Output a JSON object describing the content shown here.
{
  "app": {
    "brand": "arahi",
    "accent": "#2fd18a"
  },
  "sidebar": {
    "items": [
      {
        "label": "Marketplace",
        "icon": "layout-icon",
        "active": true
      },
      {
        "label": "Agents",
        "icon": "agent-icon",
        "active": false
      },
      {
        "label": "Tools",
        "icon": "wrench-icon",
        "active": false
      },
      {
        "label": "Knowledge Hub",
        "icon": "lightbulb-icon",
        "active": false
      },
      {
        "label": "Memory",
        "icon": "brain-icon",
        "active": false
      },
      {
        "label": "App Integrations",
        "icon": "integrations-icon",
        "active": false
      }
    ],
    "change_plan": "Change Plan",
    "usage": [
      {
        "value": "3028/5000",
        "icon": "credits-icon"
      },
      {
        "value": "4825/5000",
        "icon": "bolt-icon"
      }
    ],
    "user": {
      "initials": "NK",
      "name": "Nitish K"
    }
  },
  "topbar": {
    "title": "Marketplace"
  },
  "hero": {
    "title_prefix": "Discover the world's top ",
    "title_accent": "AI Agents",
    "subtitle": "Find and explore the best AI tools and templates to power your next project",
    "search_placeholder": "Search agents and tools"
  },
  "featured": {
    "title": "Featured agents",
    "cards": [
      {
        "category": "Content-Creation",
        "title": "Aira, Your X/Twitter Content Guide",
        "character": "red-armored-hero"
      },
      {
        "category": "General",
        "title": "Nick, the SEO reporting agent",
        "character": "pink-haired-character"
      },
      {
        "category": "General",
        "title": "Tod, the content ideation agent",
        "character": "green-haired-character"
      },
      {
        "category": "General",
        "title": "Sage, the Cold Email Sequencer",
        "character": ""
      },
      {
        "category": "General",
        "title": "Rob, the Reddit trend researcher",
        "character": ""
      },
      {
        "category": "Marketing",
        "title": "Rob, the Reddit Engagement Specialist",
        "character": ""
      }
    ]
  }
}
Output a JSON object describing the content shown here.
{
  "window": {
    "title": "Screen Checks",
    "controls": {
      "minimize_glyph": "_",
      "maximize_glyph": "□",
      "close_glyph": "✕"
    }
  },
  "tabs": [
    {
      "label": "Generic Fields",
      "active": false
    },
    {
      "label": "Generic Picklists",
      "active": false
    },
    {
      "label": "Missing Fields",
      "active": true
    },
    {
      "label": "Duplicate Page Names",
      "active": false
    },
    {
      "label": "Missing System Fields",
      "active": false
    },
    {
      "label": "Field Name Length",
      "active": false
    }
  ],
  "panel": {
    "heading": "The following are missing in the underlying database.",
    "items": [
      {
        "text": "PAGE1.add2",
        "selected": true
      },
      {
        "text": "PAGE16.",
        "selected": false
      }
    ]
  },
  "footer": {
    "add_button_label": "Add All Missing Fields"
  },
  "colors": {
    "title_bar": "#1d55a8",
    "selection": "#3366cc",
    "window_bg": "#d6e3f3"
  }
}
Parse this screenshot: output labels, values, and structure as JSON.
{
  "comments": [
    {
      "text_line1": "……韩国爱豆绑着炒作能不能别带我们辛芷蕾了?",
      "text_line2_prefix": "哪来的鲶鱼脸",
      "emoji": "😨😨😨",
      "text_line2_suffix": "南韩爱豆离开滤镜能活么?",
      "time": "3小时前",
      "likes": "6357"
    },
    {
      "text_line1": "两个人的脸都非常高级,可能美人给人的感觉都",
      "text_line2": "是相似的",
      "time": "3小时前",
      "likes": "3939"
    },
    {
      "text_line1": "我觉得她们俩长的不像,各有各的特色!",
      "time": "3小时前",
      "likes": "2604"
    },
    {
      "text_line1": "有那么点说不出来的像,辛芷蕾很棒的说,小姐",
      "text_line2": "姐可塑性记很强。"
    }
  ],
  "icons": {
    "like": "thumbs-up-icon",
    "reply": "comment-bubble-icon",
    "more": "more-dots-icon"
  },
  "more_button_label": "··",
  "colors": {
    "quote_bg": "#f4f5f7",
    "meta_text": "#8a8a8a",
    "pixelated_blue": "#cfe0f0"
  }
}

------------------------

## AIM
Look for the word "true" in every line of the listing and copy the lines that have it.

## COMPLETE RESPONSE
        "active": true
      "active": true
        "selected": true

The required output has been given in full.